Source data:
┌──

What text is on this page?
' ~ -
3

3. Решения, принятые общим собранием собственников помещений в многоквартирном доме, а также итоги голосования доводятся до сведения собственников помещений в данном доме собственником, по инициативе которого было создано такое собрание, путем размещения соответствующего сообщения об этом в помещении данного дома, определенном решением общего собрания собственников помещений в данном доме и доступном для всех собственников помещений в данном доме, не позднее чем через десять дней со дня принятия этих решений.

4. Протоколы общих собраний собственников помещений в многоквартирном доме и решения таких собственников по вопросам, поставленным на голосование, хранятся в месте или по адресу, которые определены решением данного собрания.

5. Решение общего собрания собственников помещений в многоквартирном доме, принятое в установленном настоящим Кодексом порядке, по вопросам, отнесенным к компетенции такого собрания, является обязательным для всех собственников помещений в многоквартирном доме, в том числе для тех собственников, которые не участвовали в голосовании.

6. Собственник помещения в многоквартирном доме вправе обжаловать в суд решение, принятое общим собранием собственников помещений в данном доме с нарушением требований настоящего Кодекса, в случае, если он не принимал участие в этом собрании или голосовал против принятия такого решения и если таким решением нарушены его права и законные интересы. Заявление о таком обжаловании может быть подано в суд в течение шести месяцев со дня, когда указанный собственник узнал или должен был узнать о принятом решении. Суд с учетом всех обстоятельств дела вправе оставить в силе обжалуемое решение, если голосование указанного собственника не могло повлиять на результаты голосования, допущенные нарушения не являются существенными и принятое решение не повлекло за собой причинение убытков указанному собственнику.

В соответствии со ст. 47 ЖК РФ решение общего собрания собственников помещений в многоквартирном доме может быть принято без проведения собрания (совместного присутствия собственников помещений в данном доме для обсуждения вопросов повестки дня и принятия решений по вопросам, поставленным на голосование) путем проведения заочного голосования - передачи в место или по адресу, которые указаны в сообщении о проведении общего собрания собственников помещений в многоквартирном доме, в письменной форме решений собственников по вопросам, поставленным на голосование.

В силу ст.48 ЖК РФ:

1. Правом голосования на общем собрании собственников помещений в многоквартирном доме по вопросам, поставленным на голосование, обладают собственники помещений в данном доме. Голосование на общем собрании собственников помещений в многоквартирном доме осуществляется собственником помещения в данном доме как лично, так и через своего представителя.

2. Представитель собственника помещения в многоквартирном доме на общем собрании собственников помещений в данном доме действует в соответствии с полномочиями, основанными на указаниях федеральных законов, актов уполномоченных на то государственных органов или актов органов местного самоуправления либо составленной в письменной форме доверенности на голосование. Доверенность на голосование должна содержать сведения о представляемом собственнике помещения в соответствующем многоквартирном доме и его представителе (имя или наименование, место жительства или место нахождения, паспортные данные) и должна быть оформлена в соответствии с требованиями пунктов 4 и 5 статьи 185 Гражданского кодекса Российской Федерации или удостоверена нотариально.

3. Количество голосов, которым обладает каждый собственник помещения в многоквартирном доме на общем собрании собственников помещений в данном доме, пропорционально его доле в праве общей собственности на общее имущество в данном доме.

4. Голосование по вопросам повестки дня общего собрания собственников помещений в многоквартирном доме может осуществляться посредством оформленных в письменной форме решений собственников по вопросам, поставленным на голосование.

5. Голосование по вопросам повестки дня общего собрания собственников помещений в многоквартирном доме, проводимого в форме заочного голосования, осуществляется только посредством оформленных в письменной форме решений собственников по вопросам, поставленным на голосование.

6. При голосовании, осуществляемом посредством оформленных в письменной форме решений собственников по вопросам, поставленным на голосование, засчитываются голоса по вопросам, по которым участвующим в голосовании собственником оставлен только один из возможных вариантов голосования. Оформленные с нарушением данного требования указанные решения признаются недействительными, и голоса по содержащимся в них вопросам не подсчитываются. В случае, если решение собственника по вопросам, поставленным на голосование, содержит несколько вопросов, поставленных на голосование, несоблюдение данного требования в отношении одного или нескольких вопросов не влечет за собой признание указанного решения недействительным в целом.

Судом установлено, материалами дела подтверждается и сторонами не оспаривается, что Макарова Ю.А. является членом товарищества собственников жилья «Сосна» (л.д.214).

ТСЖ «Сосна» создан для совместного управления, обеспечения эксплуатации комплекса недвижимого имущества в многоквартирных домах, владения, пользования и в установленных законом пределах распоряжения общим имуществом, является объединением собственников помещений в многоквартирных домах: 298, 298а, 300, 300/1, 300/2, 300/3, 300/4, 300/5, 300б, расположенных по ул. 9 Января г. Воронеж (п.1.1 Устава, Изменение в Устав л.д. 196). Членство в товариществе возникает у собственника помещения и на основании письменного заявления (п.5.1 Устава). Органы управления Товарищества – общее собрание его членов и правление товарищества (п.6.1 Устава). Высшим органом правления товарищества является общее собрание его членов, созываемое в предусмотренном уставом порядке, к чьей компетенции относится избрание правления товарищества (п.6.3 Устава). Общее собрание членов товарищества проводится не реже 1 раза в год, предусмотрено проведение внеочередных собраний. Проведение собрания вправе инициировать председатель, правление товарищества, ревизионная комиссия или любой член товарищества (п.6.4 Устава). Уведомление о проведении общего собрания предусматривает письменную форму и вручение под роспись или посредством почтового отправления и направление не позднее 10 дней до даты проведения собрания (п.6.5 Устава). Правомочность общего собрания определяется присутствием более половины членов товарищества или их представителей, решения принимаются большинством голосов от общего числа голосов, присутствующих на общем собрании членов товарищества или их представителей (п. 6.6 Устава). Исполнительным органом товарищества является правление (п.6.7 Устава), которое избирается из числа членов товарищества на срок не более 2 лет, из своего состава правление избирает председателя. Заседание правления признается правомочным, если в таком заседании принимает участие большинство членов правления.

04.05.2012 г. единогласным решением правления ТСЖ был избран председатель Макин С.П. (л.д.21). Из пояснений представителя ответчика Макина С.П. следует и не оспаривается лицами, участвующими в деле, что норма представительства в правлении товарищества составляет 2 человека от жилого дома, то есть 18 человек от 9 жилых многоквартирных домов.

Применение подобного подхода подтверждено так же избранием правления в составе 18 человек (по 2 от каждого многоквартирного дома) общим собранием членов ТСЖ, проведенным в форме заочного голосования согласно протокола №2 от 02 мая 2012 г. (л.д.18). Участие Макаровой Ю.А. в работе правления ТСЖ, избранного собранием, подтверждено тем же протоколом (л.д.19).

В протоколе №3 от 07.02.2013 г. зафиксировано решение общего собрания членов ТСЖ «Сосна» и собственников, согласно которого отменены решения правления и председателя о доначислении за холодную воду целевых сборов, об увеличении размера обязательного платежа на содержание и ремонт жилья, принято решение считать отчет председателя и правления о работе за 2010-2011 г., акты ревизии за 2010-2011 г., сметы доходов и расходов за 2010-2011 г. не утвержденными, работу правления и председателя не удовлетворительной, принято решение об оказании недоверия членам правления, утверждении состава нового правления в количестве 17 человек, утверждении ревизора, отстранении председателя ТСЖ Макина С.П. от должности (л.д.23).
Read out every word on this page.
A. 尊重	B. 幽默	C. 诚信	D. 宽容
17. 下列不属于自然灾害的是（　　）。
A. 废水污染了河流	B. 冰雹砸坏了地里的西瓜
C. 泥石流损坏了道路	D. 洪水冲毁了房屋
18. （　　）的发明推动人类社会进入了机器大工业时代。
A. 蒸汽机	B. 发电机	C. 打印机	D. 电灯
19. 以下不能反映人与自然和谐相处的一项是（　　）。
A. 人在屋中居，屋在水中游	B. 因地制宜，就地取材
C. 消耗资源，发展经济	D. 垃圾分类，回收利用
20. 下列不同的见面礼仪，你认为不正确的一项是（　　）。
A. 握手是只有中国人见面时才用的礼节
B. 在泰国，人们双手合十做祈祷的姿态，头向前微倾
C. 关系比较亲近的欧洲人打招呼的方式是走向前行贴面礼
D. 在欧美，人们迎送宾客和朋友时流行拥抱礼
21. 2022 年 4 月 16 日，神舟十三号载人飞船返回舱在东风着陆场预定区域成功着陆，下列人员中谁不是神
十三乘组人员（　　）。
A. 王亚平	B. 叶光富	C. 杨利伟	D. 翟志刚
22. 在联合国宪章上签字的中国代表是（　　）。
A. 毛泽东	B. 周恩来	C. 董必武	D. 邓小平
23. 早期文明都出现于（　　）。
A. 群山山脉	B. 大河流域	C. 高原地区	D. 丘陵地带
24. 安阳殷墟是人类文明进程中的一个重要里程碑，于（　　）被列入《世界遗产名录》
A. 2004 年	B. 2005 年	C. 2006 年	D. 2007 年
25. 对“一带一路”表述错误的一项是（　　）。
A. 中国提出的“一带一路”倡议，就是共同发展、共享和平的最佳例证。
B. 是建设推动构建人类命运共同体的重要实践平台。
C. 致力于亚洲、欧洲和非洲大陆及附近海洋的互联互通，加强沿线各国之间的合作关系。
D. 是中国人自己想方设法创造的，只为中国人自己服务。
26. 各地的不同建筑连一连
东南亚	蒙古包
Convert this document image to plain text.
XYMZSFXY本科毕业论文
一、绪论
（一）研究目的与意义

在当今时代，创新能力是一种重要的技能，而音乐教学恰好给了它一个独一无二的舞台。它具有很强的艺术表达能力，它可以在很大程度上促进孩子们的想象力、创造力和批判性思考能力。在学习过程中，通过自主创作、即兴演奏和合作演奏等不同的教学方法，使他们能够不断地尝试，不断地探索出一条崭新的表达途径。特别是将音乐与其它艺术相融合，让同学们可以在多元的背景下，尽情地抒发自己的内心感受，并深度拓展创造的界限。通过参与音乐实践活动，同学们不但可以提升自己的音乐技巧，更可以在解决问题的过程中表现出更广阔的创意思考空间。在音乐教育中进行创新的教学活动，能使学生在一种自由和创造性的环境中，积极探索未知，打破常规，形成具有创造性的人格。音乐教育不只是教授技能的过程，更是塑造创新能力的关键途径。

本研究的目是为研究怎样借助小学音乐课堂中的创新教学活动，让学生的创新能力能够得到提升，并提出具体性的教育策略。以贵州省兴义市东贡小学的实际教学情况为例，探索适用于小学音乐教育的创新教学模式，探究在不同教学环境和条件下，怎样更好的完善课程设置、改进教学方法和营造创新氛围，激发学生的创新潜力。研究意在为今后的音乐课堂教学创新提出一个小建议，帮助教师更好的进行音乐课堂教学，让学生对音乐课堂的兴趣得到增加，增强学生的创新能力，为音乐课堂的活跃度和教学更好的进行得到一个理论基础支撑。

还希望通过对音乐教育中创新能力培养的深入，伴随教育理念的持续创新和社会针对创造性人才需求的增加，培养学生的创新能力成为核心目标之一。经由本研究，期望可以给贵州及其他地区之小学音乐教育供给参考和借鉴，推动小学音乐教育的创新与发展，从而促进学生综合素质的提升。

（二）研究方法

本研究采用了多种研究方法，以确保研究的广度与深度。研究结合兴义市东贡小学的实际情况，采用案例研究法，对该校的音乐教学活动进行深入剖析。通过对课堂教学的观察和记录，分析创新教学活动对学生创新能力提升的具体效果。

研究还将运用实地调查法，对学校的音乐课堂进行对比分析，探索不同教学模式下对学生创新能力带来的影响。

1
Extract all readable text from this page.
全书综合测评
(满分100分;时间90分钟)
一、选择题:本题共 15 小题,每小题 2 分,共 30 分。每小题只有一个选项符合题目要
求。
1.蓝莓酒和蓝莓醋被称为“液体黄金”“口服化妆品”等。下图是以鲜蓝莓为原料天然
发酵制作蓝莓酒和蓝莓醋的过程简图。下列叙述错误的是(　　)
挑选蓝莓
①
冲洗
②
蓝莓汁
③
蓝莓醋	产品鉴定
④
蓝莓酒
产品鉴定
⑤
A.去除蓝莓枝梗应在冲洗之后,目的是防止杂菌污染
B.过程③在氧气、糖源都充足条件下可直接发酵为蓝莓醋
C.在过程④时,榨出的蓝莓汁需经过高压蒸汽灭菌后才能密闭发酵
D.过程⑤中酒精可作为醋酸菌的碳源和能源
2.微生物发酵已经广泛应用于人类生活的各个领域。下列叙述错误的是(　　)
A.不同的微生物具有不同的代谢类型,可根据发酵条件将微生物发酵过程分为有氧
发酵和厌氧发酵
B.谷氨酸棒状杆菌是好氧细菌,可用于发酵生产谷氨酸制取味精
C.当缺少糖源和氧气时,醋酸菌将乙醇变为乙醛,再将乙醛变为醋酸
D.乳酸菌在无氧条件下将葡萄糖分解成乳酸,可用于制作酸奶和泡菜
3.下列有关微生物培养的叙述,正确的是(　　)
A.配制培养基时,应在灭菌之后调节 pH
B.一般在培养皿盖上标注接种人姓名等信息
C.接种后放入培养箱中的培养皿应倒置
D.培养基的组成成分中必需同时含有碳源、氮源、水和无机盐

└──

## EXERCISE DIRECTIONS
Find every line in the records that contains the word "一带一路"; copy those lines.

## FINAL RESULT
25. 对“一带一路”表述错误的一项是（　　）。
A. 中国提出的“一带一路”倡议，就是共同发展、共享和平的最佳例证。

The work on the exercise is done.